--- Supplied material ---

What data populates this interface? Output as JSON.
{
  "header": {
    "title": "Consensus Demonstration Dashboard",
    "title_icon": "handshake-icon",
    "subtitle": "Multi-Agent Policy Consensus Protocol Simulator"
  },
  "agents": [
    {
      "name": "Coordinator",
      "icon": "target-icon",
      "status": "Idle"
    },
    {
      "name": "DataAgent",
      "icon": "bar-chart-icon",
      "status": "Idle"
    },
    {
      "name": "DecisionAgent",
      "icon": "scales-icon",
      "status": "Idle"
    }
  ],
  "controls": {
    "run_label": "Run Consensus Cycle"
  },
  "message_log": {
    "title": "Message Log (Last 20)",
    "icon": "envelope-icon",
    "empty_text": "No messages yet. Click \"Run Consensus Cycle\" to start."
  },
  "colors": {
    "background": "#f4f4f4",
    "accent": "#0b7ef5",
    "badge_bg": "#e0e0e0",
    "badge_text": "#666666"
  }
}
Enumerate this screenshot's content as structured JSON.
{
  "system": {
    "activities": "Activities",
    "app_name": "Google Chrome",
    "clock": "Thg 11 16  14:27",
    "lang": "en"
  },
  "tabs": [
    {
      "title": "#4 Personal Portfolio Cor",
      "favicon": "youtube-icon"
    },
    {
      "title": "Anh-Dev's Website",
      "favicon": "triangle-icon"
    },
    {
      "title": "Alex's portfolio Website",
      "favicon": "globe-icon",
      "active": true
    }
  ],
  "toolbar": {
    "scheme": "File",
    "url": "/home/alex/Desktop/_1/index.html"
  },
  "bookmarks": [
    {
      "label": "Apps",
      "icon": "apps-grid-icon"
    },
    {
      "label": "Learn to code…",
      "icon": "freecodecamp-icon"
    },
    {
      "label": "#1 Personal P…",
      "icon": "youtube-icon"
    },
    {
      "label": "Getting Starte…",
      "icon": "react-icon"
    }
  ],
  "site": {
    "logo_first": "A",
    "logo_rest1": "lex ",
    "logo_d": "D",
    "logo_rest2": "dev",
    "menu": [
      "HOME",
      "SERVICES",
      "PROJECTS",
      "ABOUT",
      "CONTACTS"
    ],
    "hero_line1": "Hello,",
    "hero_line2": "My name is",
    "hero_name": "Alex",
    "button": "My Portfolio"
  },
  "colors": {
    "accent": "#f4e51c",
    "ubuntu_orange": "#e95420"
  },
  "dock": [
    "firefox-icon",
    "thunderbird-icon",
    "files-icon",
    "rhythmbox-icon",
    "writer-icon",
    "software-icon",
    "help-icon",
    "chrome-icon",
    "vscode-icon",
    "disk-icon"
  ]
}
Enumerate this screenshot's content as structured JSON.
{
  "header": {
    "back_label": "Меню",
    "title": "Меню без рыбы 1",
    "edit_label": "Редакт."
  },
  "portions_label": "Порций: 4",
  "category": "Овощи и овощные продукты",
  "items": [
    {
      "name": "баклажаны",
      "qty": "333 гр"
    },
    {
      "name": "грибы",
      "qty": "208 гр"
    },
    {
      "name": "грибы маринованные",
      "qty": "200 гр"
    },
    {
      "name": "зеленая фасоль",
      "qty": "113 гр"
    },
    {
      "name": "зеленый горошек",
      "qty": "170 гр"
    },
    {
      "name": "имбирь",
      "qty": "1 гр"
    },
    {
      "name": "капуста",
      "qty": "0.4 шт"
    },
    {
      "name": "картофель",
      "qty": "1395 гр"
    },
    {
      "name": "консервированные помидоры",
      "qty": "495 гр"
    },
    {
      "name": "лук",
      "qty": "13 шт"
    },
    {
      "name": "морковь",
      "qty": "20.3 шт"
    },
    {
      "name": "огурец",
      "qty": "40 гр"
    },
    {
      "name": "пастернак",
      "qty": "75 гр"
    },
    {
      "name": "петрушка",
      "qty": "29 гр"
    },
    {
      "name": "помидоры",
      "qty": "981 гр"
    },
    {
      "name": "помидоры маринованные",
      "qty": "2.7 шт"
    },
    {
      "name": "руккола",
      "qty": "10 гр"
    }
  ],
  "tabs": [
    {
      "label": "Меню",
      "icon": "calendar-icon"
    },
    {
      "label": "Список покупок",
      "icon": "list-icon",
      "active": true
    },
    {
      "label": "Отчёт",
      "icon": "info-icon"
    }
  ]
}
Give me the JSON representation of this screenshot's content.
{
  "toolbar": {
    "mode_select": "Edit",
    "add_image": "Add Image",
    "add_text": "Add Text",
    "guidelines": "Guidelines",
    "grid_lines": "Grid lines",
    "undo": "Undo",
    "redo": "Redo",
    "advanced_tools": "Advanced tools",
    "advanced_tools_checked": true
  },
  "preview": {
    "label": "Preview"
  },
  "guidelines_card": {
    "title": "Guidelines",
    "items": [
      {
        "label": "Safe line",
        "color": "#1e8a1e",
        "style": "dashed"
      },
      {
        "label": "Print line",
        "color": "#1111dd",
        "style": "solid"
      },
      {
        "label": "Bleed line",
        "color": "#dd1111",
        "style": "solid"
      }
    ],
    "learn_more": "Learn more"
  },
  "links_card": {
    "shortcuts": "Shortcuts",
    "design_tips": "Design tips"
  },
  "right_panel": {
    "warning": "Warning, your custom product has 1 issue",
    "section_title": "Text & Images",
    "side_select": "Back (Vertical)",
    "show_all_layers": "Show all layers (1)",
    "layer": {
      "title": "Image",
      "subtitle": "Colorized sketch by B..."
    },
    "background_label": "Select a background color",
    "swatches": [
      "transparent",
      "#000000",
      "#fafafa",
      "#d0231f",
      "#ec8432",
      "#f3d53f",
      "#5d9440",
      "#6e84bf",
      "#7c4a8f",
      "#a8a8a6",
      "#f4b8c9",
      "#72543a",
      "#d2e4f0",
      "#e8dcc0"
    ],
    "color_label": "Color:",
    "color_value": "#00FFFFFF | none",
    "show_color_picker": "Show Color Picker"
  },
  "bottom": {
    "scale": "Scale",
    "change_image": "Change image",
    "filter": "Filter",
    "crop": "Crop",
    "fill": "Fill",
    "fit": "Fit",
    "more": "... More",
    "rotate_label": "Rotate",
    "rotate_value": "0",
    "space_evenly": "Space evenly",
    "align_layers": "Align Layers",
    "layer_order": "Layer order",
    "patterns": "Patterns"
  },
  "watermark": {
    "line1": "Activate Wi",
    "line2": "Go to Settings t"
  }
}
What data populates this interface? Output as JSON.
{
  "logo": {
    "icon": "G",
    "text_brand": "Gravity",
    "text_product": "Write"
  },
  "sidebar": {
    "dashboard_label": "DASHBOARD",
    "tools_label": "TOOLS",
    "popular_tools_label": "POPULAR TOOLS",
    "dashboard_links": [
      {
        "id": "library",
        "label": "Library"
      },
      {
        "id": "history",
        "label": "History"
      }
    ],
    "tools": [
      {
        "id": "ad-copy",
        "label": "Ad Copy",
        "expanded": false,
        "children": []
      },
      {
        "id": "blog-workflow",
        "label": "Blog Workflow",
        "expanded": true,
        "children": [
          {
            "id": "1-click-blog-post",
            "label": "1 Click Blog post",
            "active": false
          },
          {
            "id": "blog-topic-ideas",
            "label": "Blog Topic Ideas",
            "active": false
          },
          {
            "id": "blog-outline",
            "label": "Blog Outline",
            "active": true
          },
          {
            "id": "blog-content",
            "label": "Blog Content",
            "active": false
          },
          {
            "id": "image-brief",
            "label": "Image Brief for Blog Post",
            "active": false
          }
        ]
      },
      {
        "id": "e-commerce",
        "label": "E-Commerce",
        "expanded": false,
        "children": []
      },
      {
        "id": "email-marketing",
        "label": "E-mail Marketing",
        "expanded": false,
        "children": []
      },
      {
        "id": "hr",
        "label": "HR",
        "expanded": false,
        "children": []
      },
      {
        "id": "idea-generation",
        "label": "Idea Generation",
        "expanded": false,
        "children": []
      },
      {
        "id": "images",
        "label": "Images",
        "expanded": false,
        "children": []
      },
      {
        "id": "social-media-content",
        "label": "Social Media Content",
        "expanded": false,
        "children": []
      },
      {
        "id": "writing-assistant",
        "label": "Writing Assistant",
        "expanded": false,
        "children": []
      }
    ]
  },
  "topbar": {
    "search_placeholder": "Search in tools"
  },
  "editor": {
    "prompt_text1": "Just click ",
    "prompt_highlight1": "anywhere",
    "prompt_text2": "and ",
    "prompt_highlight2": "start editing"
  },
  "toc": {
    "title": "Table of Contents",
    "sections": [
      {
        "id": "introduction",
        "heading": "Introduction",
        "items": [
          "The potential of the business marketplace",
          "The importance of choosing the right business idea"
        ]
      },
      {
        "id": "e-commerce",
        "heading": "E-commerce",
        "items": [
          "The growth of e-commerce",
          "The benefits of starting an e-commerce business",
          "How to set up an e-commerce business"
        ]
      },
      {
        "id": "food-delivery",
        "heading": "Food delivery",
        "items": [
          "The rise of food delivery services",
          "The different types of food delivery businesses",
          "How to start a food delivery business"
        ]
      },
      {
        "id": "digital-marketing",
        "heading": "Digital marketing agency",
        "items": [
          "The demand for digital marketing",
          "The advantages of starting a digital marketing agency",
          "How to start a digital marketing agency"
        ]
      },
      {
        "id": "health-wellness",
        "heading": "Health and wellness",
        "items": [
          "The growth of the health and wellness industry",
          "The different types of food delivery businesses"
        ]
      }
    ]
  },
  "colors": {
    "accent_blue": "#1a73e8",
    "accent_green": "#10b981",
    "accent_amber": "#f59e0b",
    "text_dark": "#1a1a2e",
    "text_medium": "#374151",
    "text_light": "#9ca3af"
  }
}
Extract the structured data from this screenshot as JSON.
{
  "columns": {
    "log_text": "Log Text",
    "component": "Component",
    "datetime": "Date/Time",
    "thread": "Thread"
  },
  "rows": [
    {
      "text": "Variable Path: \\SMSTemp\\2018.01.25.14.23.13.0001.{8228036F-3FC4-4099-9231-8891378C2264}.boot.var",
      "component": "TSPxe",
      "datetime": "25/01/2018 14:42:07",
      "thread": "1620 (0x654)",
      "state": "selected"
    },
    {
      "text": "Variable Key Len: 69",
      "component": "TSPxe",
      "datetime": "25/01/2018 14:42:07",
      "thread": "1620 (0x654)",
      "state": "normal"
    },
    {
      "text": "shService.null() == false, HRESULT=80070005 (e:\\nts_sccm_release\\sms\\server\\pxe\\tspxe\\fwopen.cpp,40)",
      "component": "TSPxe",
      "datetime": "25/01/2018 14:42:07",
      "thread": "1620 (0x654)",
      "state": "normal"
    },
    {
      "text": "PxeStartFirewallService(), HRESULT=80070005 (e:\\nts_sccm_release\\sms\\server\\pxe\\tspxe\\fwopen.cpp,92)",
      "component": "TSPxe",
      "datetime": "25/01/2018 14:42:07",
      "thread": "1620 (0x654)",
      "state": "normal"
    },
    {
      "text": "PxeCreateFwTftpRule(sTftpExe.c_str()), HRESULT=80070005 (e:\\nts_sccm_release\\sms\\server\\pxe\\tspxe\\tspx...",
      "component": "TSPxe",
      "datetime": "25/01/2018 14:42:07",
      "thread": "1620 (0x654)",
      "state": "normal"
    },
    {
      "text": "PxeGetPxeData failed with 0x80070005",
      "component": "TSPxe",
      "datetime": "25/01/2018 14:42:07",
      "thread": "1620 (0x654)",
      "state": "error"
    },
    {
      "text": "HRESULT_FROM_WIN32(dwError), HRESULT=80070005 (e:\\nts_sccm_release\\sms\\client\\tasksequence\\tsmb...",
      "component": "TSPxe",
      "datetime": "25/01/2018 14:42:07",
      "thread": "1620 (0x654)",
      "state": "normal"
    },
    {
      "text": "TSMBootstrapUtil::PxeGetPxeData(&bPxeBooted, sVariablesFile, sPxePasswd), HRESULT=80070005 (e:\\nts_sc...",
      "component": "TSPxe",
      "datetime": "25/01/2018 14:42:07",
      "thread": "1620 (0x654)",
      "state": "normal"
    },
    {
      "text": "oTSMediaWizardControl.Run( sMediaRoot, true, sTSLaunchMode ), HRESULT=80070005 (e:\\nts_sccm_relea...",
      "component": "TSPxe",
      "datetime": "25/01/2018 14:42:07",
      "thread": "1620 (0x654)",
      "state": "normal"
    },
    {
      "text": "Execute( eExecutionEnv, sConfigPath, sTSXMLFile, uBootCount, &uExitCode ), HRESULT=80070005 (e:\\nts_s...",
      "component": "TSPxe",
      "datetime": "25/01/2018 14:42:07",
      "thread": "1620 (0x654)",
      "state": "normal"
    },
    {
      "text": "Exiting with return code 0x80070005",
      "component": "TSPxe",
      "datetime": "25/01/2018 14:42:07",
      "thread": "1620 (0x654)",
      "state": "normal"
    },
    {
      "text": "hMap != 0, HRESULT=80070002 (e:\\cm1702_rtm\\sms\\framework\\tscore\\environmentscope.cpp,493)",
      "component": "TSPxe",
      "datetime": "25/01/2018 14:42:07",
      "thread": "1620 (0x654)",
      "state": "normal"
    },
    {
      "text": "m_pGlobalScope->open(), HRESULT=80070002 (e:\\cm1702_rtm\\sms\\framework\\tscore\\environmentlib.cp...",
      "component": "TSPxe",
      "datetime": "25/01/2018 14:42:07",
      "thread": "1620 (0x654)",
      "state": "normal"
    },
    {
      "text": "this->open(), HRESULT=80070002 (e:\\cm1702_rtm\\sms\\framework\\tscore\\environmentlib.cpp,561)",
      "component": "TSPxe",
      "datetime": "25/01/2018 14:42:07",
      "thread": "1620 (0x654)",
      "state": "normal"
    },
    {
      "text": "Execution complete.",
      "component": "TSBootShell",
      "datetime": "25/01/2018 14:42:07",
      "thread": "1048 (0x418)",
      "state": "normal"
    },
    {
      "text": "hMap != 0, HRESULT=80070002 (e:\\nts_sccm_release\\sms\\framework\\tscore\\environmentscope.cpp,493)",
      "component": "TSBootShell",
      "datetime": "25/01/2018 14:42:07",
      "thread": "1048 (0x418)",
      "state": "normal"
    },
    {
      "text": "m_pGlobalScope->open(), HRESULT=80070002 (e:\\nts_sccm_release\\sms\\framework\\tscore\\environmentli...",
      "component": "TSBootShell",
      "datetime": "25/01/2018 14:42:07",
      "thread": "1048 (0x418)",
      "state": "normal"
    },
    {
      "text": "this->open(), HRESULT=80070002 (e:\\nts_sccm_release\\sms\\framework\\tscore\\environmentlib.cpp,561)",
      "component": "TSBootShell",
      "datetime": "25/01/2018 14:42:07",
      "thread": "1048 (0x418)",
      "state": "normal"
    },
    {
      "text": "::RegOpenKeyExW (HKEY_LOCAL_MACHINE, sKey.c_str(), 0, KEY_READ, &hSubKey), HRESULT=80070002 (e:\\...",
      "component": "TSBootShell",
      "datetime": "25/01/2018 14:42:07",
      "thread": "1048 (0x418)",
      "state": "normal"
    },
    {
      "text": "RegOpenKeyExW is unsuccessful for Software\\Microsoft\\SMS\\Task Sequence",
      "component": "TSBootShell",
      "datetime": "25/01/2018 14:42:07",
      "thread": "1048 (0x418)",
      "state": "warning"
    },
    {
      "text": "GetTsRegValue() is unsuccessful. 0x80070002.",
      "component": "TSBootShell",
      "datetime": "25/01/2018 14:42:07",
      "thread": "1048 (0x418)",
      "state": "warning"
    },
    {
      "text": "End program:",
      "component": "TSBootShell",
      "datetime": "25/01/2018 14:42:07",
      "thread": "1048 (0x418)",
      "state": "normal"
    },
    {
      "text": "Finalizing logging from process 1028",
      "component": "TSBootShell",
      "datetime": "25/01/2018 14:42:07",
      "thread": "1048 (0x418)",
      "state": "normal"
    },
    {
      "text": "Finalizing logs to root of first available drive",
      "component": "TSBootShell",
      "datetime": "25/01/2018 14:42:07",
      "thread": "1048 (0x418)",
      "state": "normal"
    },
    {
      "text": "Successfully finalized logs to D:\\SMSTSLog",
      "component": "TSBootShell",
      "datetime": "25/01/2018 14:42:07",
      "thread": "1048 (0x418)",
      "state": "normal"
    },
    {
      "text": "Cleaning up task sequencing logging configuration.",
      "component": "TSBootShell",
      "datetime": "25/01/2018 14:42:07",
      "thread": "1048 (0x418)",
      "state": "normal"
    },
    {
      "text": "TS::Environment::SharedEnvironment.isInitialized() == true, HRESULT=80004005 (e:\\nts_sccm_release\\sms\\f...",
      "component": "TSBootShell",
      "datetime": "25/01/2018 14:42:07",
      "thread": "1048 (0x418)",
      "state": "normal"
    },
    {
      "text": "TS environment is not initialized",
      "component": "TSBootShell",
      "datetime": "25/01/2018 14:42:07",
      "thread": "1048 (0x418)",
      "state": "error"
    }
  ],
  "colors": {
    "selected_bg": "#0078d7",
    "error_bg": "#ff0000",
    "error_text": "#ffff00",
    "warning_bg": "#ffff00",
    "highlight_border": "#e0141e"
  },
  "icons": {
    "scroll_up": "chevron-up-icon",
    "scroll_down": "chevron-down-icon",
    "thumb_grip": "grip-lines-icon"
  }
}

---

#### Task to complete
Which lines hold the word "Website"? Show each one.

#### Exercise output
      "title": "Anh-Dev's Website",
      "title": "Alex's portfolio Website",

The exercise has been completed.